======== RECORDS FOR THE TASK

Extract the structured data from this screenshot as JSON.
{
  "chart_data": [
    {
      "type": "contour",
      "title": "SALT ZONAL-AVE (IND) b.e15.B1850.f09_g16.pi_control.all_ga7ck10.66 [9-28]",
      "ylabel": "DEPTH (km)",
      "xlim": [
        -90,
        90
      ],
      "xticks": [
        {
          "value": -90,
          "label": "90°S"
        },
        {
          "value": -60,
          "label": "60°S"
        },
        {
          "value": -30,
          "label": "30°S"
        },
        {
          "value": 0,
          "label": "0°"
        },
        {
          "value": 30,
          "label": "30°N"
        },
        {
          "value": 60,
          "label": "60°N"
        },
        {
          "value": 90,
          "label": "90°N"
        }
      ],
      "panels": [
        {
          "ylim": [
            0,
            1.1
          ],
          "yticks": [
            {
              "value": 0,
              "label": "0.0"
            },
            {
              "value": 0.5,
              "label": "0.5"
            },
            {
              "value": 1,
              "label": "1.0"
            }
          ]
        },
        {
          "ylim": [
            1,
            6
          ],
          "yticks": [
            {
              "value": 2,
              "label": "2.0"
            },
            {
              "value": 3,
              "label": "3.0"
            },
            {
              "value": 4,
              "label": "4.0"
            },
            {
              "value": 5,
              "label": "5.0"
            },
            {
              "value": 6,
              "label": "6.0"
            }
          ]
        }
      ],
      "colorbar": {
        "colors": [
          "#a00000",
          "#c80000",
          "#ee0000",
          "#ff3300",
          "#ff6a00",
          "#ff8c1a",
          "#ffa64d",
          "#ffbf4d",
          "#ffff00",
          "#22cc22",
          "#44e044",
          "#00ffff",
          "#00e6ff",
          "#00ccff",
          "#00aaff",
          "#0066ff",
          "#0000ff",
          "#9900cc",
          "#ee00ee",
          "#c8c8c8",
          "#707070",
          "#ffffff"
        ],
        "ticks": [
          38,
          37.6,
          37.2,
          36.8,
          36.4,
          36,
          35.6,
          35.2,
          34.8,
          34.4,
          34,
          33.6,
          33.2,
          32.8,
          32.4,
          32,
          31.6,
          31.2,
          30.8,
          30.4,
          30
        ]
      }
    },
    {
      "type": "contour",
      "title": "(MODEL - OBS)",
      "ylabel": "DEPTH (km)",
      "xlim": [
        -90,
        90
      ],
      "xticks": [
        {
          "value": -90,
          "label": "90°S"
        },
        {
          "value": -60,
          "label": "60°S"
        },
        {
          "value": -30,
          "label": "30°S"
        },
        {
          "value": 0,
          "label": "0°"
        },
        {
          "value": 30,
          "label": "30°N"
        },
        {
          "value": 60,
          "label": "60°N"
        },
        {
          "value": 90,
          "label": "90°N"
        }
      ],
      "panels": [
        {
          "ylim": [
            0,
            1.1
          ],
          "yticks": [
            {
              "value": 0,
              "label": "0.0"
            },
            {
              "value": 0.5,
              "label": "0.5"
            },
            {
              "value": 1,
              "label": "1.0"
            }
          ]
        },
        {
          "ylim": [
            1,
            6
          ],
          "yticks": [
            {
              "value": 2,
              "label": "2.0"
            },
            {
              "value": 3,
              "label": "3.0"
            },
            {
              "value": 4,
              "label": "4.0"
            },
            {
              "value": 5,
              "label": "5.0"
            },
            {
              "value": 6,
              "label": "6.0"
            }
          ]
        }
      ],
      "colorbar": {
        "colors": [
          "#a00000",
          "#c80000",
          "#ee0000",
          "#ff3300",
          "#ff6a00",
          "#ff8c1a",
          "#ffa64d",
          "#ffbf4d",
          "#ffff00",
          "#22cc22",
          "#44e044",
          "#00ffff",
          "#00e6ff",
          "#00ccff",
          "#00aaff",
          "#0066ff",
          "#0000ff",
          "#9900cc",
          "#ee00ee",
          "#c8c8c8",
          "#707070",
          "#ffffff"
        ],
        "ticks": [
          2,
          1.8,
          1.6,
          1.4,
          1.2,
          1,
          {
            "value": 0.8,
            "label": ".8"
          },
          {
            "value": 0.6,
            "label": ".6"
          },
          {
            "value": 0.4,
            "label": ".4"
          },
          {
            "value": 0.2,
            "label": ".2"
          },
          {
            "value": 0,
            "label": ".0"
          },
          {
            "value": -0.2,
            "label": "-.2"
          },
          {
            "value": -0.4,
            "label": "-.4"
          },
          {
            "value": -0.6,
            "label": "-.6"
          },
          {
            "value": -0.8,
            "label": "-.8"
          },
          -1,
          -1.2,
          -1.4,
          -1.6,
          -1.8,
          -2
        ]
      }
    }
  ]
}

================

Quote the entire listing above exactly.

THE RESULT:
Extract the structured data from this screenshot as JSON.
{
  "chart_data": [
    {
      "type": "contour",
      "title": "SALT ZONAL-AVE (IND) b.e15.B1850.f09_g16.pi_control.all_ga7ck10.66 [9-28]",
      "ylabel": "DEPTH (km)",
      "xlim": [
        -90,
        90
      ],
      "xticks": [
        {
          "value": -90,
          "label": "90°S"
        },
        {
          "value": -60,
          "label": "60°S"
        },
        {
          "value": -30,
          "label": "30°S"
        },
        {
          "value": 0,
          "label": "0°"
        },
        {
          "value": 30,
          "label": "30°N"
        },
        {
          "value": 60,
          "label": "60°N"
        },
        {
          "value": 90,
          "label": "90°N"
        }
      ],
      "panels": [
        {
          "ylim": [
            0,
            1.1
          ],
          "yticks": [
            {
              "value": 0,
              "label": "0.0"
            },
            {
              "value": 0.5,
              "label": "0.5"
            },
            {
              "value": 1,
              "label": "1.0"
            }
          ]
        },
        {
          "ylim": [
            1,
            6
          ],
          "yticks": [
            {
              "value": 2,
              "label": "2.0"
            },
            {
              "value": 3,
              "label": "3.0"
            },
            {
              "value": 4,
              "label": "4.0"
            },
            {
              "value": 5,
              "label": "5.0"
            },
            {
              "value": 6,
              "label": "6.0"
            }
          ]
        }
      ],
      "colorbar": {
        "colors": [
          "#a00000",
          "#c80000",
          "#ee0000",
          "#ff3300",
          "#ff6a00",
          "#ff8c1a",
          "#ffa64d",
          "#ffbf4d",
          "#ffff00",
          "#22cc22",
          "#44e044",
          "#00ffff",
          "#00e6ff",
          "#00ccff",
          "#00aaff",
          "#0066ff",
          "#0000ff",
          "#9900cc",
          "#ee00ee",
          "#c8c8c8",
          "#707070",
          "#ffffff"
        ],
        "ticks": [
          38,
          37.6,
          37.2,
          36.8,
          36.4,
          36,
          35.6,
          35.2,
          34.8,
          34.4,
          34,
          33.6,
          33.2,
          32.8,
          32.4,
          32,
          31.6,
          31.2,
          30.8,
          30.4,
          30
        ]
      }
    },
    {
      "type": "contour",
      "title": "(MODEL - OBS)",
      "ylabel": "DEPTH (km)",
      "xlim": [
        -90,
        90
      ],
      "xticks": [
        {
          "value": -90,
          "label": "90°S"
        },
        {
          "value": -60,
          "label": "60°S"
        },
        {
          "value": -30,
          "label": "30°S"
        },
        {
          "value": 0,
          "label": "0°"
        },
        {
          "value": 30,
          "label": "30°N"
        },
        {
          "value": 60,
          "label": "60°N"
        },
        {
          "value": 90,
          "label": "90°N"
        }
      ],
      "panels": [
        {
          "ylim": [
            0,
            1.1
          ],
          "yticks": [
            {
              "value": 0,
              "label": "0.0"
            },
            {
              "value": 0.5,
              "label": "0.5"
            },
            {
              "value": 1,
              "label": "1.0"
            }
          ]
        },
        {
          "ylim": [
            1,
            6
          ],
          "yticks": [
            {
              "value": 2,
              "label": "2.0"
            },
            {
              "value": 3,
              "label": "3.0"
            },
            {
              "value": 4,
              "label": "4.0"
            },
            {
              "value": 5,
              "label": "5.0"
            },
            {
              "value": 6,
              "label": "6.0"
            }
          ]
        }
      ],
      "colorbar": {
        "colors": [
          "#a00000",
          "#c80000",
          "#ee0000",
          "#ff3300",
          "#ff6a00",
          "#ff8c1a",
          "#ffa64d",
          "#ffbf4d",
          "#ffff00",
          "#22cc22",
          "#44e044",
          "#00ffff",
          "#00e6ff",
          "#00ccff",
          "#00aaff",
          "#0066ff",
          "#0000ff",
          "#9900cc",
          "#ee00ee",
          "#c8c8c8",
          "#707070",
          "#ffffff"
        ],
        "ticks": [
          2,
          1.8,
          1.6,
          1.4,
          1.2,
          1,
          {
            "value": 0.8,
            "label": ".8"
          },
          {
            "value": 0.6,
            "label": ".6"
          },
          {
            "value": 0.4,
            "label": ".4"
          },
          {
            "value": 0.2,
            "label": ".2"
          },
          {
            "value": 0,
            "label": ".0"
          },
          {
            "value": -0.2,
            "label": "-.2"
          },
          {
            "value": -0.4,
            "label": "-.4"
          },
          {
            "value": -0.6,
            "label": "-.6"
          },
          {
            "value": -0.8,
            "label": "-.8"
          },
          -1,
          -1.2,
          -1.4,
          -1.6,
          -1.8,
          -2
        ]
      }
    }
  ]
}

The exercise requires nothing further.